» Set problem
Every line with the word "recurring" in it should be extracted from the data that follows.

—————

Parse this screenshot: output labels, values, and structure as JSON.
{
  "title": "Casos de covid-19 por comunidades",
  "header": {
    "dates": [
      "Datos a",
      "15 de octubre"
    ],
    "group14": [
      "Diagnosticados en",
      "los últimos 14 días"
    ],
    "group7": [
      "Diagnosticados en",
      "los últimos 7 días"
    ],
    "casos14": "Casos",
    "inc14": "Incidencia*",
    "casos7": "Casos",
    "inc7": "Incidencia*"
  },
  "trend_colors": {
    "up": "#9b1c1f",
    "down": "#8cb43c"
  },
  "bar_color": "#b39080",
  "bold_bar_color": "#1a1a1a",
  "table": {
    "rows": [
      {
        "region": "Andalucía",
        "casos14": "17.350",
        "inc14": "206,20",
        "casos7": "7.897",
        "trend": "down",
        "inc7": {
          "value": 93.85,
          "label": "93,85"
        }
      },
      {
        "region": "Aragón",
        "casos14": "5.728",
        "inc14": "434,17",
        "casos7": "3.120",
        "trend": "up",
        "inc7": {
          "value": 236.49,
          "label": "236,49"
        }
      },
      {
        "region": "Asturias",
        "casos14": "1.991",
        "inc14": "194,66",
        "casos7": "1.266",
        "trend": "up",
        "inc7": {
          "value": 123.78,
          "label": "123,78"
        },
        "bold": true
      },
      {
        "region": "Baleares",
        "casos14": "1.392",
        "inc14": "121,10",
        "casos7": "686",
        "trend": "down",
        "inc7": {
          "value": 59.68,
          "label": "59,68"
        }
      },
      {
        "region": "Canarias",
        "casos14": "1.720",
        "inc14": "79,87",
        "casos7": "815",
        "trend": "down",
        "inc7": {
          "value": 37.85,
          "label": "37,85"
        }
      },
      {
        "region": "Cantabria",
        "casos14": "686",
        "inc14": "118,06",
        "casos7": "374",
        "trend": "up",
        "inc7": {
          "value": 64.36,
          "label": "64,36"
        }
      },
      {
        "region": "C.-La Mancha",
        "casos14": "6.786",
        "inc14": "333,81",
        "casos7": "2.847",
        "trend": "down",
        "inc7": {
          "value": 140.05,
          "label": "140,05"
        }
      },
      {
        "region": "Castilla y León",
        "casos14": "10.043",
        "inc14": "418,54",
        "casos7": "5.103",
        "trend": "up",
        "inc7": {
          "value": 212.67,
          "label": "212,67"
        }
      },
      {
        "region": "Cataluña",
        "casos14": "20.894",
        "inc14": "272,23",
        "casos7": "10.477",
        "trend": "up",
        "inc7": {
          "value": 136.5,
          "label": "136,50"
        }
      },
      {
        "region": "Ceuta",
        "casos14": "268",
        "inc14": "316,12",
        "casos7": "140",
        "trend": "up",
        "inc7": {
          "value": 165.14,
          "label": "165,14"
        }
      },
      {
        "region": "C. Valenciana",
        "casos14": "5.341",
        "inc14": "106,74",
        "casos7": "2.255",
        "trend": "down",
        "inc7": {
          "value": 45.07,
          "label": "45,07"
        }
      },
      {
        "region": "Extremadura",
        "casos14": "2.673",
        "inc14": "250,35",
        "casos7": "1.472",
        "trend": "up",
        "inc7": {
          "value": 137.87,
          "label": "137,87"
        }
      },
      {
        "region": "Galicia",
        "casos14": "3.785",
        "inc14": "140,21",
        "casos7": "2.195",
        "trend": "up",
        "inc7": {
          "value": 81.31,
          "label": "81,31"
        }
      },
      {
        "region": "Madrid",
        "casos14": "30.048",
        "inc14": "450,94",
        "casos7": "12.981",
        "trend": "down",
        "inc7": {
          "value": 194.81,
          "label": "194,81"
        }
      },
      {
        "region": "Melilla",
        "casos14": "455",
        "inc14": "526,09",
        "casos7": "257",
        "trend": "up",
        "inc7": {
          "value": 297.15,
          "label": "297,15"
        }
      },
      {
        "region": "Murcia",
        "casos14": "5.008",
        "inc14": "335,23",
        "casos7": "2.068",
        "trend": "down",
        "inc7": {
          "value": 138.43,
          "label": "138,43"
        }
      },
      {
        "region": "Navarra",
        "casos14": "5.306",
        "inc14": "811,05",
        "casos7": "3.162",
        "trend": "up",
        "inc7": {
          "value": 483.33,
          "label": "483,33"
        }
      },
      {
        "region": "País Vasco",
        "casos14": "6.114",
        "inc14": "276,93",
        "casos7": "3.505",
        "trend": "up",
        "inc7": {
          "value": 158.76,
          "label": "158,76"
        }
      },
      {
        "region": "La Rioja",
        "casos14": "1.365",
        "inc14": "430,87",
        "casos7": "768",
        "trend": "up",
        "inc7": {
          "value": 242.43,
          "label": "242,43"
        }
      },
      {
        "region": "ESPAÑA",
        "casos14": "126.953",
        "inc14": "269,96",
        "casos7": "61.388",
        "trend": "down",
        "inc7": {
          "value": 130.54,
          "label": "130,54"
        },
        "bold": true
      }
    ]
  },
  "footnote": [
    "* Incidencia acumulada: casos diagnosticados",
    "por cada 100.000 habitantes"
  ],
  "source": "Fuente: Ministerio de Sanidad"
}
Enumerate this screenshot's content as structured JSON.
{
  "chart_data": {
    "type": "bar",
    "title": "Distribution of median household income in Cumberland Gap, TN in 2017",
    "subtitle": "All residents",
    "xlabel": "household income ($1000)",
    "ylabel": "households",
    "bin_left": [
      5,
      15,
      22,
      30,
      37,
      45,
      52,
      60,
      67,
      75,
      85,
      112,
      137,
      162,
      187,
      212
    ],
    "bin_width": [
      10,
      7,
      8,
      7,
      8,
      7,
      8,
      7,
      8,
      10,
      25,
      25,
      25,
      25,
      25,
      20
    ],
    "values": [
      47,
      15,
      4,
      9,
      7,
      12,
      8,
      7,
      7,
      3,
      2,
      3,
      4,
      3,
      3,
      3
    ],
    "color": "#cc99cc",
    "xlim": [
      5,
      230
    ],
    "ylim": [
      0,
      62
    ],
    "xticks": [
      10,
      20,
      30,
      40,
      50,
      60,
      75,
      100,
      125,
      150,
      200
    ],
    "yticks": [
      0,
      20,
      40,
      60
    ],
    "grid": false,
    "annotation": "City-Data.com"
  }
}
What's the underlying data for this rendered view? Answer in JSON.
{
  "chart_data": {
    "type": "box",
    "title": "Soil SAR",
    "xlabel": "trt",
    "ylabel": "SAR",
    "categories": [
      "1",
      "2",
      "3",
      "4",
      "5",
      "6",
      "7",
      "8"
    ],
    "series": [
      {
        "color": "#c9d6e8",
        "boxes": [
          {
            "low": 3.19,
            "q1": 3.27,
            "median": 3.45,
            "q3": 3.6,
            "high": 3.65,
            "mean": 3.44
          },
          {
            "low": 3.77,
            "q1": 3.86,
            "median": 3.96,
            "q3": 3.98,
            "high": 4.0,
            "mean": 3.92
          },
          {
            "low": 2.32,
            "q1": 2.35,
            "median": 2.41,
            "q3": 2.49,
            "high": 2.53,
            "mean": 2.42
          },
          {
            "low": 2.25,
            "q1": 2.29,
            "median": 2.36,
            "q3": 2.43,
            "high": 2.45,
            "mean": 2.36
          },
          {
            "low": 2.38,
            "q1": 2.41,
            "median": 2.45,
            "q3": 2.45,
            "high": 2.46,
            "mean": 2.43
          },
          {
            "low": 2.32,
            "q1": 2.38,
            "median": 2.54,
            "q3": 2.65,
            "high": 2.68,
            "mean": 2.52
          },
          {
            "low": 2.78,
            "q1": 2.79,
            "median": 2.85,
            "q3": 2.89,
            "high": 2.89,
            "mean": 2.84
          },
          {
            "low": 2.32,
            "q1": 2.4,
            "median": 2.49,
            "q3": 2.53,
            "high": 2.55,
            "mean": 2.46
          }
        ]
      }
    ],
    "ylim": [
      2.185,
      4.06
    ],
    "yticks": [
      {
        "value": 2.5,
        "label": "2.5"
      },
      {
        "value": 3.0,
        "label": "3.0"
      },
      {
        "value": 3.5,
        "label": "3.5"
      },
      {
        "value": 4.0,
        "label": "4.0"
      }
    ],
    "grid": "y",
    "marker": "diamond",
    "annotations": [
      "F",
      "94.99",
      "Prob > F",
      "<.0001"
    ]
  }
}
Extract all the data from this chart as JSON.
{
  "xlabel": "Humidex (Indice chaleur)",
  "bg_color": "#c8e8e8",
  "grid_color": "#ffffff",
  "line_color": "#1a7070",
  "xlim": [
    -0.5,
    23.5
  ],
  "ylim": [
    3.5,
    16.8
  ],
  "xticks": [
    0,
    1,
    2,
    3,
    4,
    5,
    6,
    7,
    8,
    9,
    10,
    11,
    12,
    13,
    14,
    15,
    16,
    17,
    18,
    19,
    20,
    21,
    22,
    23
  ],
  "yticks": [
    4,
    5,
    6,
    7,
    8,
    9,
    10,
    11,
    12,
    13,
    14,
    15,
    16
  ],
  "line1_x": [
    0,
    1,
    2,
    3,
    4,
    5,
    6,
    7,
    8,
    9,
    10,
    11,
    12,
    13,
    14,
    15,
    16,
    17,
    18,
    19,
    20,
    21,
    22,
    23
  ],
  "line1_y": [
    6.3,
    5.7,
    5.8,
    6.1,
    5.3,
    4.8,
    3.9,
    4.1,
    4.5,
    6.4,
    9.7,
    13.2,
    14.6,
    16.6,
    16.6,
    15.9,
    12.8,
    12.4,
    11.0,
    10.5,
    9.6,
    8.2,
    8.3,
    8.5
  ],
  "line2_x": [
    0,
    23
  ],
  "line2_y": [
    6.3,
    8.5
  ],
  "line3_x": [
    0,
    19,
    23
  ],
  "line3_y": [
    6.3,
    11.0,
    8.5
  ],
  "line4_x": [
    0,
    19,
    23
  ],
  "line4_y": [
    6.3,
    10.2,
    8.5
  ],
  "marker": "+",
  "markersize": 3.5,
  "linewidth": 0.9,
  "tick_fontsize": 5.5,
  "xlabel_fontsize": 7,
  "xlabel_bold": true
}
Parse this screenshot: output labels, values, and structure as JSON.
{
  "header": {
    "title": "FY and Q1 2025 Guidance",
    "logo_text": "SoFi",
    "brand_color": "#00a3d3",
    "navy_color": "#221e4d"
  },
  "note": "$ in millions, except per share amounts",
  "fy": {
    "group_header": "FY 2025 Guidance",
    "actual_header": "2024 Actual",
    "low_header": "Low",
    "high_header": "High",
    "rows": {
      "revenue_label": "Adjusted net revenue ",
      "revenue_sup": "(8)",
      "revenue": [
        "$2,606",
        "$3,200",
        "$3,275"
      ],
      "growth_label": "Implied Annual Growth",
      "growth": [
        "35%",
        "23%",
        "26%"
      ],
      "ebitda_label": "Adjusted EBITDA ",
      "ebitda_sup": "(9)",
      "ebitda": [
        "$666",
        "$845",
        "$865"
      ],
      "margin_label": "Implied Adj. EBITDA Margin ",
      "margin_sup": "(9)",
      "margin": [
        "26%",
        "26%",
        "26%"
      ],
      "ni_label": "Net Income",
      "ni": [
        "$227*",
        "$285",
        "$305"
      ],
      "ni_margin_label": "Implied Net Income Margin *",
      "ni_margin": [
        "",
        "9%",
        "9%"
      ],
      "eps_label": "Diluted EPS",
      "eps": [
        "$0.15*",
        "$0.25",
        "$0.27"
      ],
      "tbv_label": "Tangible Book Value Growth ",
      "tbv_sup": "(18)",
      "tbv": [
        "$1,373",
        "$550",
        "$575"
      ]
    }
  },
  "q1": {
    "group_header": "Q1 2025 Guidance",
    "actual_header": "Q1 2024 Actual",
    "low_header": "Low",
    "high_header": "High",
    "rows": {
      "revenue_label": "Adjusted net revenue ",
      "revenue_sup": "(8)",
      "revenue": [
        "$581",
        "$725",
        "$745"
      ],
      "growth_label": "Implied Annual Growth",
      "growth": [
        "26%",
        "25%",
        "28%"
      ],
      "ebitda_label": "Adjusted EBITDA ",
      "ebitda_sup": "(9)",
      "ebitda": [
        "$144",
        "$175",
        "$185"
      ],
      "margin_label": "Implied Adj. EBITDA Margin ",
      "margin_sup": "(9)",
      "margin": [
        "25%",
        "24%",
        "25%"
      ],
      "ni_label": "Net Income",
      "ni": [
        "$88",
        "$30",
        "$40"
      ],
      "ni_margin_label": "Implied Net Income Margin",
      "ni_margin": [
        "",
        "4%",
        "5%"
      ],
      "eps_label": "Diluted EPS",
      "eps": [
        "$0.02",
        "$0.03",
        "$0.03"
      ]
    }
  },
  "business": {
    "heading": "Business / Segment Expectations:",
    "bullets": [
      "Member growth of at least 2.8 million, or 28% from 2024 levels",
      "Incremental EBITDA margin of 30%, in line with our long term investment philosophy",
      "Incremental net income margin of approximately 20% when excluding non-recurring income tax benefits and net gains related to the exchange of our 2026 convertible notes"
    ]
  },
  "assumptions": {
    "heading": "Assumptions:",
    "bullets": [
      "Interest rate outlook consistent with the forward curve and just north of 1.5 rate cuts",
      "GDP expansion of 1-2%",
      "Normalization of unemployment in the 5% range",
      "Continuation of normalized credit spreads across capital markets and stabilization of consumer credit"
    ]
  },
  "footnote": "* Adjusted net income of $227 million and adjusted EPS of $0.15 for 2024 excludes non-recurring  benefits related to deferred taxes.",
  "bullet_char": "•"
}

—————

» Response to the exercise
      "Incremental net income margin of approximately 20% when excluding non-recurring income tax benefits and net gains related to the exchange of our 2026 convertible notes"
  "footnote": "* Adjusted net income of $227 million and adjusted EPS of $0.15 for 2024 excludes non-recurring  benefits related to deferred taxes.",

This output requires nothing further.